## Challenge:
How many lines in the entries below include the string "text"? Answer with the number only.

Stored data:
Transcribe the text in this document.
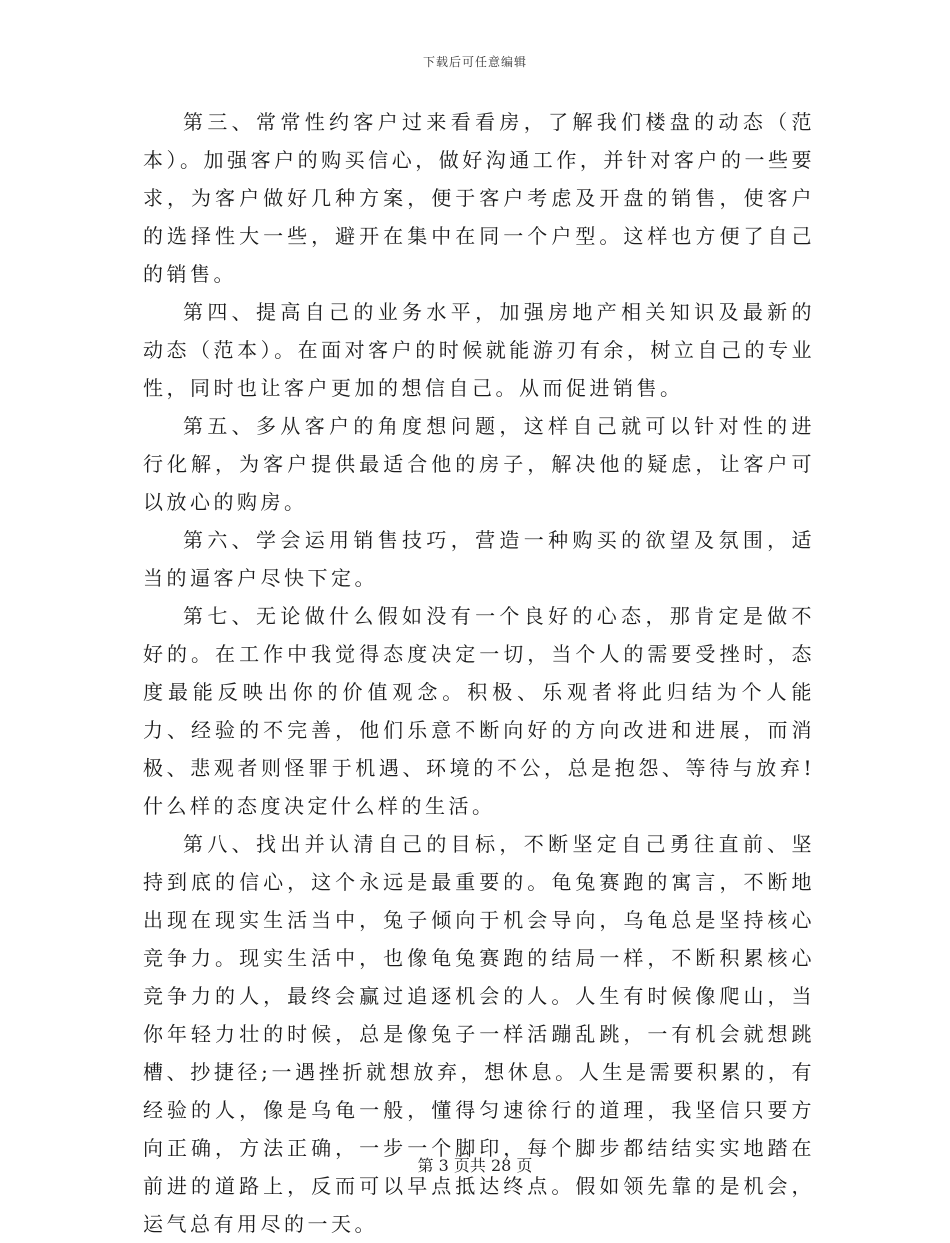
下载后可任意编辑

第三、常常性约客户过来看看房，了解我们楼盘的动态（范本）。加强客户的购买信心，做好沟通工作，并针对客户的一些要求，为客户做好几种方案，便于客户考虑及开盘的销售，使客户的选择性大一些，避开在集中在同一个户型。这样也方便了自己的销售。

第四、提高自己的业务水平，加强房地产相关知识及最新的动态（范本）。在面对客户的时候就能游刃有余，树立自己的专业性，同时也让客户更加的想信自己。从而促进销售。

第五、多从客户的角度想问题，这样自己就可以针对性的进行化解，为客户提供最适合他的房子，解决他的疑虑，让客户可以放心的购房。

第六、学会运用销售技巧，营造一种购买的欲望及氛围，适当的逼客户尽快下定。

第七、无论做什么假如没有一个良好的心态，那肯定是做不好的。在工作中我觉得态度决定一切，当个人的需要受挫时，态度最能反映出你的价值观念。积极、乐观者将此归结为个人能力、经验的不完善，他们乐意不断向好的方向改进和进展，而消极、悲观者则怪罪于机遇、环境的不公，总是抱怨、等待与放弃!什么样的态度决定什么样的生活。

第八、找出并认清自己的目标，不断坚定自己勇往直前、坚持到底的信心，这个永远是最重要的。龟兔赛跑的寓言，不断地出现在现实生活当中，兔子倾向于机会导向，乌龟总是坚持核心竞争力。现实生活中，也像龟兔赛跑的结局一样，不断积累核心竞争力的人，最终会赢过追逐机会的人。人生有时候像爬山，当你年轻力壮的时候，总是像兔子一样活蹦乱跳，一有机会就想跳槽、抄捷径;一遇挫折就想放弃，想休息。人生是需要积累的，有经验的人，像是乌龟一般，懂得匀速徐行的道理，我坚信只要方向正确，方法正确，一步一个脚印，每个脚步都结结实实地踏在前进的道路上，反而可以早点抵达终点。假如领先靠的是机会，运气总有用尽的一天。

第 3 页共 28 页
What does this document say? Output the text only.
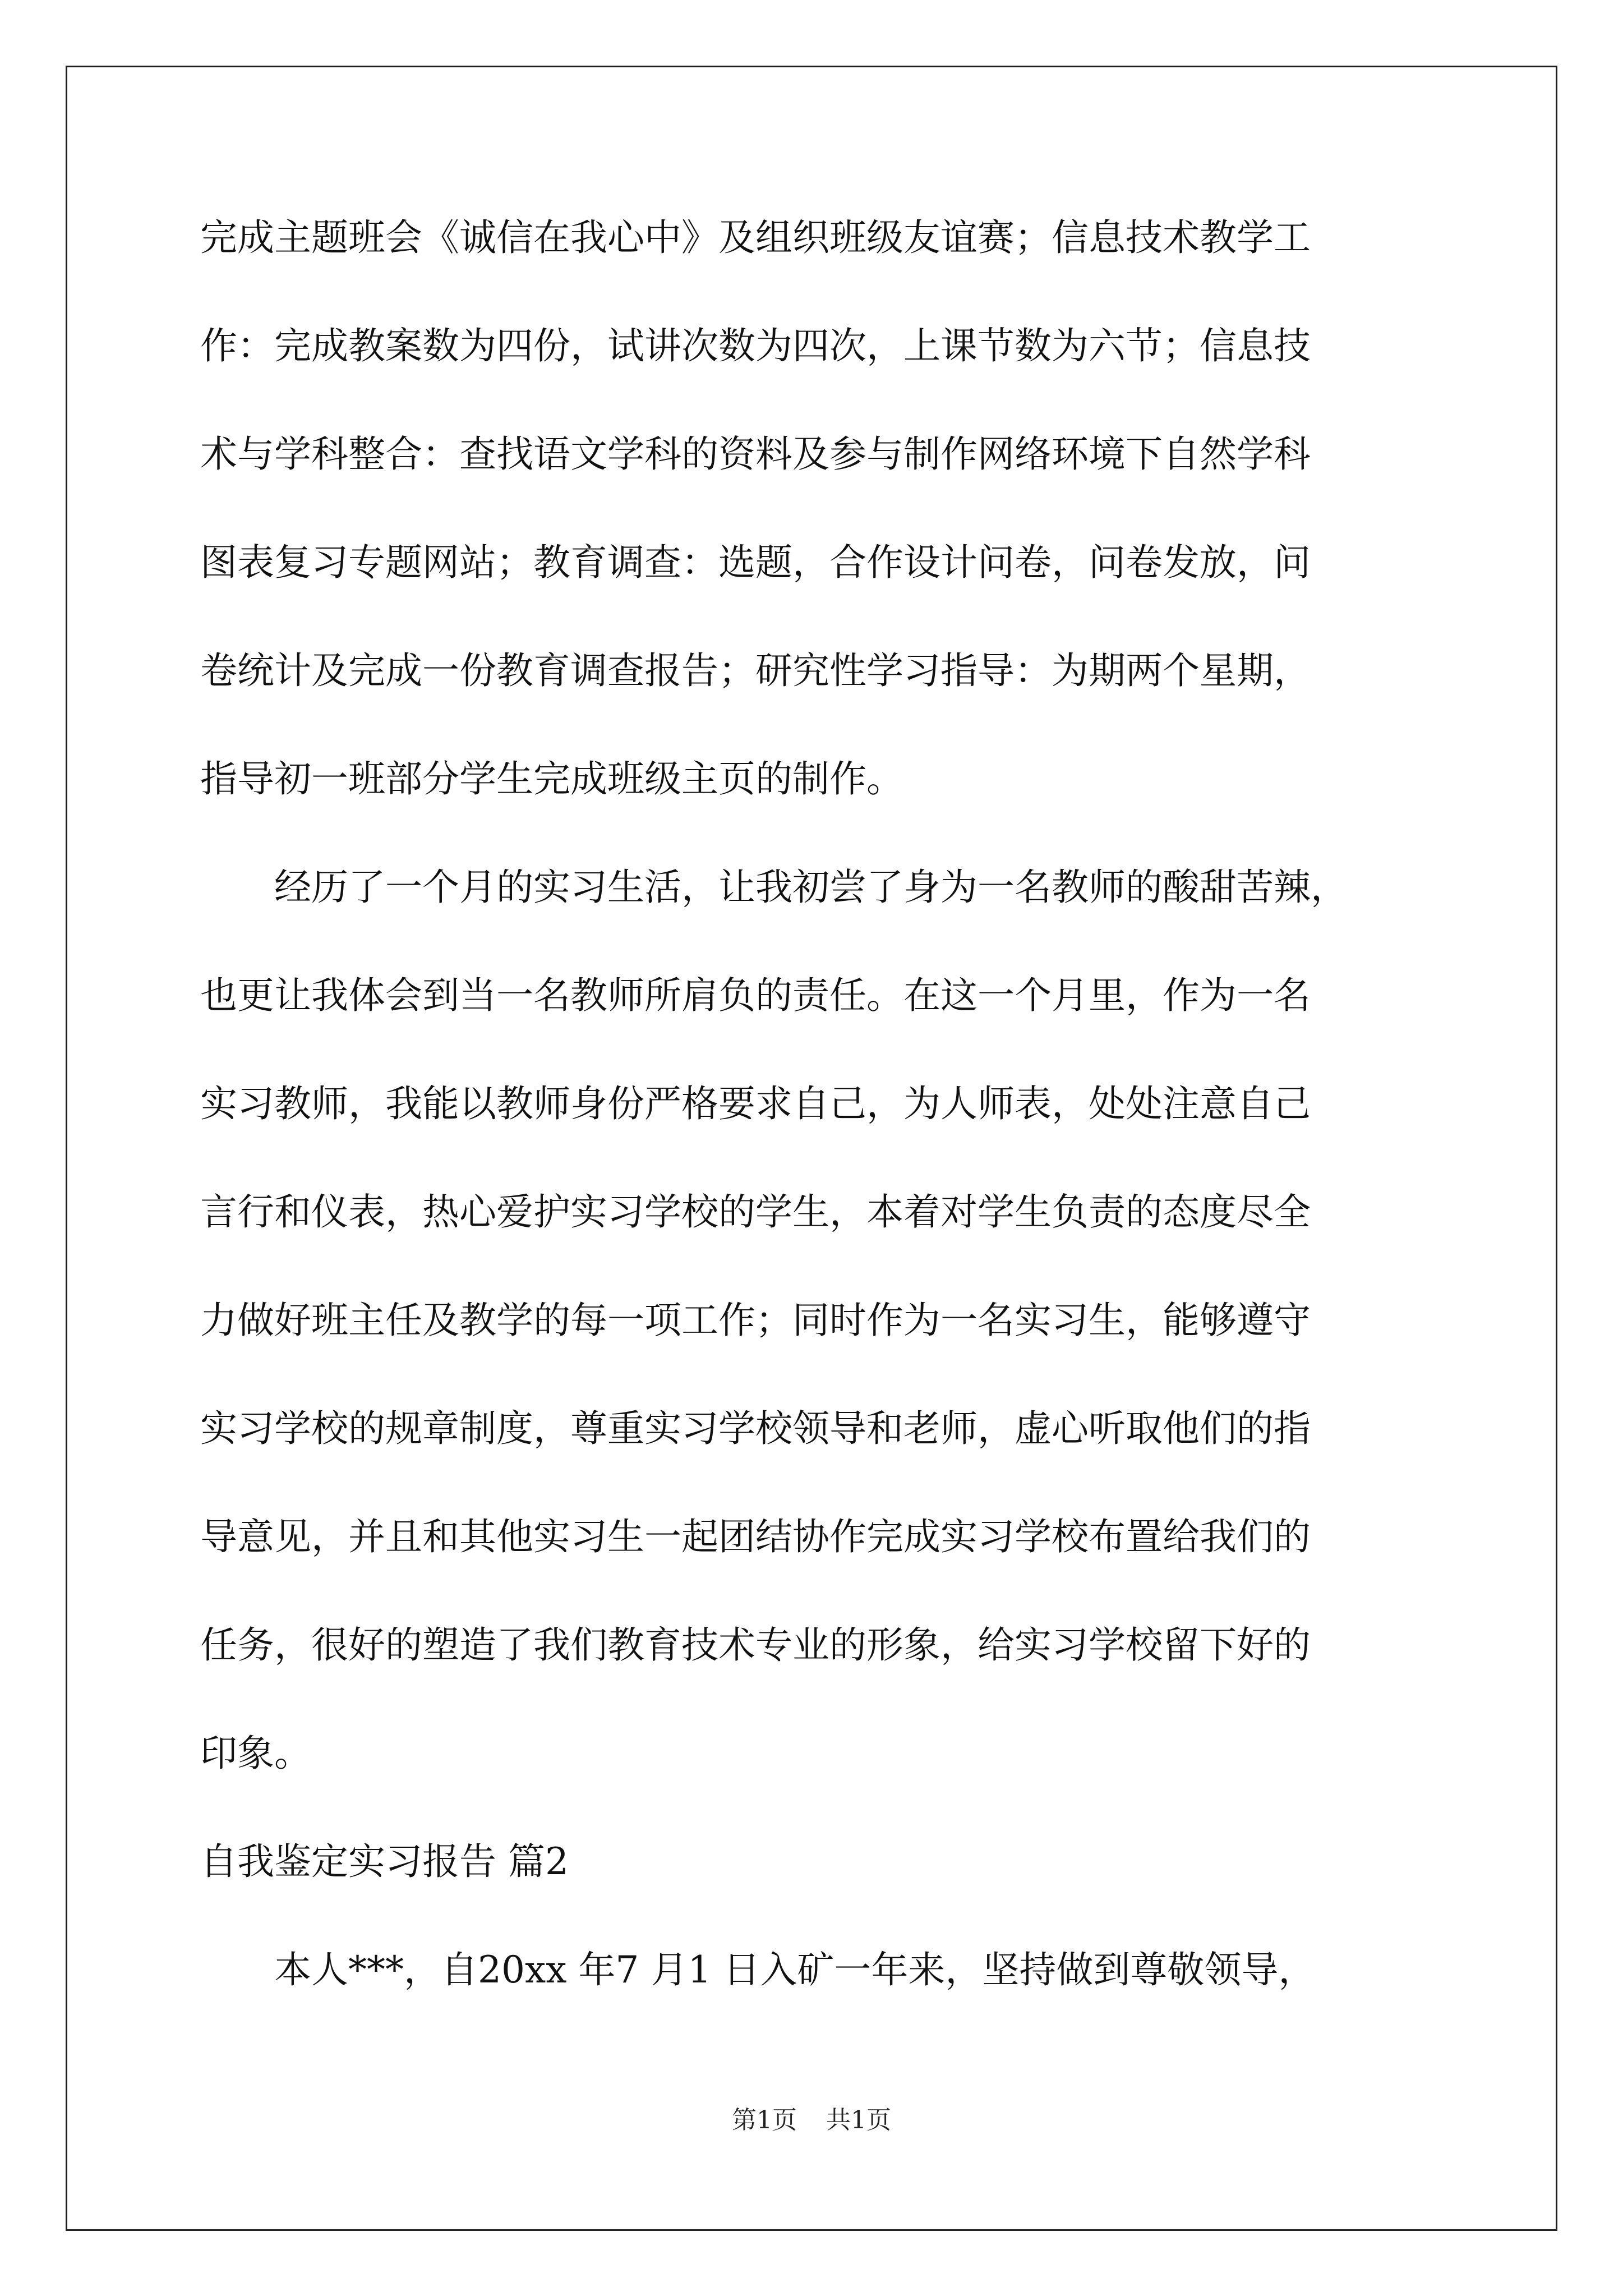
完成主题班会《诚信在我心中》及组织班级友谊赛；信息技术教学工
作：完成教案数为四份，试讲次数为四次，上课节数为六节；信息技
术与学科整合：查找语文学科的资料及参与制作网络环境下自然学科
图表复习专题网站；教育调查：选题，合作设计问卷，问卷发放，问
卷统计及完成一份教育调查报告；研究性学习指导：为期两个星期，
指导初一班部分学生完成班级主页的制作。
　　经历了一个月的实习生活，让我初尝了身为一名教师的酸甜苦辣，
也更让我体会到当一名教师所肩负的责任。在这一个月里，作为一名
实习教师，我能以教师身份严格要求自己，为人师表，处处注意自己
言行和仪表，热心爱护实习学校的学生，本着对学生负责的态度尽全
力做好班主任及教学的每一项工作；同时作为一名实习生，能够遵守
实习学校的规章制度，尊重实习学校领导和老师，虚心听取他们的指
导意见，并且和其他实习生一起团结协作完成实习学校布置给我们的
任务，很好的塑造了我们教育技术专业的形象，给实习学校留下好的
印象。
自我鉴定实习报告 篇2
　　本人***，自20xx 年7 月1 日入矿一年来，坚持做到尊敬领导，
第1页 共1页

## Task response:
2